Given instruction —
Give the count of lines holding the string "open" and nothing else.

Records provided —
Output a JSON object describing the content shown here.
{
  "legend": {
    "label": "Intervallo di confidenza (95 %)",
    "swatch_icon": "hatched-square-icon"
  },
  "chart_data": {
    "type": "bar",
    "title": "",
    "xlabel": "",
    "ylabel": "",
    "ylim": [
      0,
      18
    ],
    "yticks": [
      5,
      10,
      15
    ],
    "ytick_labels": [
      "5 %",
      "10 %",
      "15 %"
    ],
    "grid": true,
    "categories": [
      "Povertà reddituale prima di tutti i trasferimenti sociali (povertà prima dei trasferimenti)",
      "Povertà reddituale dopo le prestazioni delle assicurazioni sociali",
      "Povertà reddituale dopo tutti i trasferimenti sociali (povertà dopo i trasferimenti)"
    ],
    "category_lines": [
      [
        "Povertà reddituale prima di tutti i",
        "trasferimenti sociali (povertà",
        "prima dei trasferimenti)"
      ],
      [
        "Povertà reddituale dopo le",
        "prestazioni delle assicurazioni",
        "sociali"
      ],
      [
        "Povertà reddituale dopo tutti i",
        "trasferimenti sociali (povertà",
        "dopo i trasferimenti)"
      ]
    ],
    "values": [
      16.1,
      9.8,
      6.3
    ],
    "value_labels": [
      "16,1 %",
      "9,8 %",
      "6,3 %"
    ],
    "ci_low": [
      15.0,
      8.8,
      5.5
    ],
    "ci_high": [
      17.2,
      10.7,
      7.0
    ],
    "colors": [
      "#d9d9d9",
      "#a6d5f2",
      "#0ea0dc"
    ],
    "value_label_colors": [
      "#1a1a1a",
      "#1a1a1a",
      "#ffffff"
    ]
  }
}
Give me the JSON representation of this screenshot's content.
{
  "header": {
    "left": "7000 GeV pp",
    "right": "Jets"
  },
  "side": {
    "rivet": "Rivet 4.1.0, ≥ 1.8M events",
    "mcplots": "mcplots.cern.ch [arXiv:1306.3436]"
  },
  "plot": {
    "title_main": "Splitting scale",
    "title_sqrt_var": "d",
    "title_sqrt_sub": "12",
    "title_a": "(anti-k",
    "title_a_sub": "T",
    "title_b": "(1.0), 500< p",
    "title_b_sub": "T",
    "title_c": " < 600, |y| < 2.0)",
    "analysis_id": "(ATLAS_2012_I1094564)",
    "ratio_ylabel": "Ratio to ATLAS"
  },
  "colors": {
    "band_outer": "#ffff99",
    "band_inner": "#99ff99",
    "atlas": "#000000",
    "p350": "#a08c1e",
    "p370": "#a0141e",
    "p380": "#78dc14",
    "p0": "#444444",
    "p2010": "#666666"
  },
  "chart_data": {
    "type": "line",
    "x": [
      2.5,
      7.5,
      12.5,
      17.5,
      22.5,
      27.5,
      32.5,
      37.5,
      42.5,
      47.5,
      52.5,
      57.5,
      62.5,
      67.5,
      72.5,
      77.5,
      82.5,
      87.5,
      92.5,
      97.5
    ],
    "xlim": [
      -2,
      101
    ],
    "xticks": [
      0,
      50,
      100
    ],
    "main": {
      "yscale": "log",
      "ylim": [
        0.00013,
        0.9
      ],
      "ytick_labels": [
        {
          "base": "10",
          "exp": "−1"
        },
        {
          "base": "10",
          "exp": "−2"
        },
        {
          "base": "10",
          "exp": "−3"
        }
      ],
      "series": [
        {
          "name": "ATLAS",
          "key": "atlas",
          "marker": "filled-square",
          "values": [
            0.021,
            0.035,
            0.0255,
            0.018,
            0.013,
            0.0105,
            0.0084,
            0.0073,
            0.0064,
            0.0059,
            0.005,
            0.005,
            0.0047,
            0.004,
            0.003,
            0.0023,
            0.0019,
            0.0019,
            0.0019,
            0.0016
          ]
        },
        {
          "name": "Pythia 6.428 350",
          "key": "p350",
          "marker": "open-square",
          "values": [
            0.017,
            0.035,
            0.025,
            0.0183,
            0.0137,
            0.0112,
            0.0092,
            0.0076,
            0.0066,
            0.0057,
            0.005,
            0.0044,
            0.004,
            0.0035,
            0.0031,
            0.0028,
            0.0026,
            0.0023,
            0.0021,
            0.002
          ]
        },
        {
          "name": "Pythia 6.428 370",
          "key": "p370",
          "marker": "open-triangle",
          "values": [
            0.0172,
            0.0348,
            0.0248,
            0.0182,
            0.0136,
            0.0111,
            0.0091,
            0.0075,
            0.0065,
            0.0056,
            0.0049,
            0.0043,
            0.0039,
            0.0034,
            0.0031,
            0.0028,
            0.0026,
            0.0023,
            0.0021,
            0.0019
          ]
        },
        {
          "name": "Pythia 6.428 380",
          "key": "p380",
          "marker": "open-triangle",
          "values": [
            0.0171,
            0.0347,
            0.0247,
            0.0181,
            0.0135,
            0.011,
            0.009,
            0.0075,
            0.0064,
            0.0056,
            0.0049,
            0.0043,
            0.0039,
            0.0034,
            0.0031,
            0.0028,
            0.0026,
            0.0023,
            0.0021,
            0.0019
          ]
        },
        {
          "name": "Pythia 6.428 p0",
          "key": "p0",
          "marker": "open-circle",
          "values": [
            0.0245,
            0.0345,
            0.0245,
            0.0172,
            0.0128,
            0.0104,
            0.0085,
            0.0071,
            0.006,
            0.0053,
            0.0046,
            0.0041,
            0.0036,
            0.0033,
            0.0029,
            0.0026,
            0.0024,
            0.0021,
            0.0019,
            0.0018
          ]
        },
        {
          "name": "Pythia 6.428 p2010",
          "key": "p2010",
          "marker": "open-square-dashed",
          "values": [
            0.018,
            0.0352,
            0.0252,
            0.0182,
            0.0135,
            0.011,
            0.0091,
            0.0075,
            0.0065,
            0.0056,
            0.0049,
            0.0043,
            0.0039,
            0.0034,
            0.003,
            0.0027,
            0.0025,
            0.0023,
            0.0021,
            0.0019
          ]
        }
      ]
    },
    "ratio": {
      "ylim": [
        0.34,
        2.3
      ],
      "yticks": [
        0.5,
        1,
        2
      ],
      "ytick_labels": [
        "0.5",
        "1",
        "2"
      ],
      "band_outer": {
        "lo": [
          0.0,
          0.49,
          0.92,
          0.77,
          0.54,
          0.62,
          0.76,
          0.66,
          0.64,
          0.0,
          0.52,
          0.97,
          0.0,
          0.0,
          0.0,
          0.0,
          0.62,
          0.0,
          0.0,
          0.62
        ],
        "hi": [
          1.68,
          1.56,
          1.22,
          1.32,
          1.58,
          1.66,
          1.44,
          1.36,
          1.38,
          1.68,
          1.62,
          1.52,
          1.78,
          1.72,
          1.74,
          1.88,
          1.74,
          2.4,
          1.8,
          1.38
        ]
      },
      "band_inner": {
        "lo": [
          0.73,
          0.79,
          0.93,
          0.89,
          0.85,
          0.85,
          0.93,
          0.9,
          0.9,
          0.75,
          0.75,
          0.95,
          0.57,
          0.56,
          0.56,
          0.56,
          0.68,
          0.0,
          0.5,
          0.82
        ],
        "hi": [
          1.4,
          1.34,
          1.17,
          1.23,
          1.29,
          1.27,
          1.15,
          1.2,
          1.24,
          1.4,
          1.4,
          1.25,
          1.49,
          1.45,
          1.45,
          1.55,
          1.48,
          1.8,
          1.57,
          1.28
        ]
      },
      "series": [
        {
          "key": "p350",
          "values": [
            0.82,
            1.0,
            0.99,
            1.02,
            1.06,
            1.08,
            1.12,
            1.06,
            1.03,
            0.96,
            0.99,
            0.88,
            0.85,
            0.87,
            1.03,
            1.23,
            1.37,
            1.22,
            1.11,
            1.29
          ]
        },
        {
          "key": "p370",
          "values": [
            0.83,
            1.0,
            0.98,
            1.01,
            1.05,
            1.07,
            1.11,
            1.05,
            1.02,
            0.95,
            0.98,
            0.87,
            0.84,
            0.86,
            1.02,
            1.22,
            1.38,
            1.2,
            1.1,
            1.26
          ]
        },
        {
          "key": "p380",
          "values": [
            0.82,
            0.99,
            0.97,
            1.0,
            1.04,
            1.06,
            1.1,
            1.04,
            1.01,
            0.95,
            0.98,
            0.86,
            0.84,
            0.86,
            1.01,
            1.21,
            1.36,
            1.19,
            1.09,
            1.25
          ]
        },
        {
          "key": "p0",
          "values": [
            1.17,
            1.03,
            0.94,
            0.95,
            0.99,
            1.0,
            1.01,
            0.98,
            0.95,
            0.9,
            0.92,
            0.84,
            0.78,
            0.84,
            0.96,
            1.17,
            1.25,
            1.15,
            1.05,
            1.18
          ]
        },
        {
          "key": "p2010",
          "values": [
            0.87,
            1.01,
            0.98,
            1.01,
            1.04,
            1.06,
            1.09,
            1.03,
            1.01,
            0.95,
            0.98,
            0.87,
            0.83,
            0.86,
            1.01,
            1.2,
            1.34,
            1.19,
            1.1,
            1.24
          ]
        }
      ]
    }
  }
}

Solution to the exercise —
5